Given records:
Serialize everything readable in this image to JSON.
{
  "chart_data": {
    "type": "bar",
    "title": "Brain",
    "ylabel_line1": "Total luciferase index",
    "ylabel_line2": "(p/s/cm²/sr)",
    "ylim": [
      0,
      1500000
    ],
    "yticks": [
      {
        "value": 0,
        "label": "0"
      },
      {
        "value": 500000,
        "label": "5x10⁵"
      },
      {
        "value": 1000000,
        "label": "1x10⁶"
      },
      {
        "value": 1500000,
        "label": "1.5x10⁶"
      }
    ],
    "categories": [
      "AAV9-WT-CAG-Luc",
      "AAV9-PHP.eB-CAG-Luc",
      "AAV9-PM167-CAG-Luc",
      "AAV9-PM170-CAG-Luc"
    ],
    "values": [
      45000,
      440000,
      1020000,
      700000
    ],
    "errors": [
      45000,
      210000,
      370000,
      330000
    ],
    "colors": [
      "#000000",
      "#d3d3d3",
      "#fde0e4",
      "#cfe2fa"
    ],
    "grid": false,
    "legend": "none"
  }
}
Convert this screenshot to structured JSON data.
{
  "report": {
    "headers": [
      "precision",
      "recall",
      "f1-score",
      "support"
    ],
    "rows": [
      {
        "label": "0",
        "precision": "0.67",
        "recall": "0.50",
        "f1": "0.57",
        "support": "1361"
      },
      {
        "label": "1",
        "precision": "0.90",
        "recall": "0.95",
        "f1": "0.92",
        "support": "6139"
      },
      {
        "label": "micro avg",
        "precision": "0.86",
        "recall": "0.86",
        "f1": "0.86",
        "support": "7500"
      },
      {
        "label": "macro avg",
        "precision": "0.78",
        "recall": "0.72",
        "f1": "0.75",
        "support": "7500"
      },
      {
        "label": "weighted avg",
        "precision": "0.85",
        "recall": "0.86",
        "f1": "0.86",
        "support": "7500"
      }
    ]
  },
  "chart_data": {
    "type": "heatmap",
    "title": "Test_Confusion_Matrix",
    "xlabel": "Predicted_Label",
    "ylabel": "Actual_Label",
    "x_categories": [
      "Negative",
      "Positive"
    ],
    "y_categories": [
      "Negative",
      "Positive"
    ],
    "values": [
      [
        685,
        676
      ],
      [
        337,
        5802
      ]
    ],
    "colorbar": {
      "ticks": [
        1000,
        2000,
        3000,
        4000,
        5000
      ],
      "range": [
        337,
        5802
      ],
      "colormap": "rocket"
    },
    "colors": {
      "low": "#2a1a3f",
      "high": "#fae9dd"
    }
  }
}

Aim of the task:
Go back to the listing above and please repeat it exactly.

Answer for the task:
Serialize everything readable in this image to JSON.
{
  "chart_data": {
    "type": "bar",
    "title": "Brain",
    "ylabel_line1": "Total luciferase index",
    "ylabel_line2": "(p/s/cm²/sr)",
    "ylim": [
      0,
      1500000
    ],
    "yticks": [
      {
        "value": 0,
        "label": "0"
      },
      {
        "value": 500000,
        "label": "5x10⁵"
      },
      {
        "value": 1000000,
        "label": "1x10⁶"
      },
      {
        "value": 1500000,
        "label": "1.5x10⁶"
      }
    ],
    "categories": [
      "AAV9-WT-CAG-Luc",
      "AAV9-PHP.eB-CAG-Luc",
      "AAV9-PM167-CAG-Luc",
      "AAV9-PM170-CAG-Luc"
    ],
    "values": [
      45000,
      440000,
      1020000,
      700000
    ],
    "errors": [
      45000,
      210000,
      370000,
      330000
    ],
    "colors": [
      "#000000",
      "#d3d3d3",
      "#fde0e4",
      "#cfe2fa"
    ],
    "grid": false,
    "legend": "none"
  }
}
Convert this screenshot to structured JSON data.
{
  "report": {
    "headers": [
      "precision",
      "recall",
      "f1-score",
      "support"
    ],
    "rows": [
      {
        "label": "0",
        "precision": "0.67",
        "recall": "0.50",
        "f1": "0.57",
        "support": "1361"
      },
      {
        "label": "1",
        "precision": "0.90",
        "recall": "0.95",
        "f1": "0.92",
        "support": "6139"
      },
      {
        "label": "micro avg",
        "precision": "0.86",
        "recall": "0.86",
        "f1": "0.86",
        "support": "7500"
      },
      {
        "label": "macro avg",
        "precision": "0.78",
        "recall": "0.72",
        "f1": "0.75",
        "support": "7500"
      },
      {
        "label": "weighted avg",
        "precision": "0.85",
        "recall": "0.86",
        "f1": "0.86",
        "support": "7500"
      }
    ]
  },
  "chart_data": {
    "type": "heatmap",
    "title": "Test_Confusion_Matrix",
    "xlabel": "Predicted_Label",
    "ylabel": "Actual_Label",
    "x_categories": [
      "Negative",
      "Positive"
    ],
    "y_categories": [
      "Negative",
      "Positive"
    ],
    "values": [
      [
        685,
        676
      ],
      [
        337,
        5802
      ]
    ],
    "colorbar": {
      "ticks": [
        1000,
        2000,
        3000,
        4000,
        5000
      ],
      "range": [
        337,
        5802
      ],
      "colormap": "rocket"
    },
    "colors": {
      "low": "#2a1a3f",
      "high": "#fae9dd"
    }
  }
}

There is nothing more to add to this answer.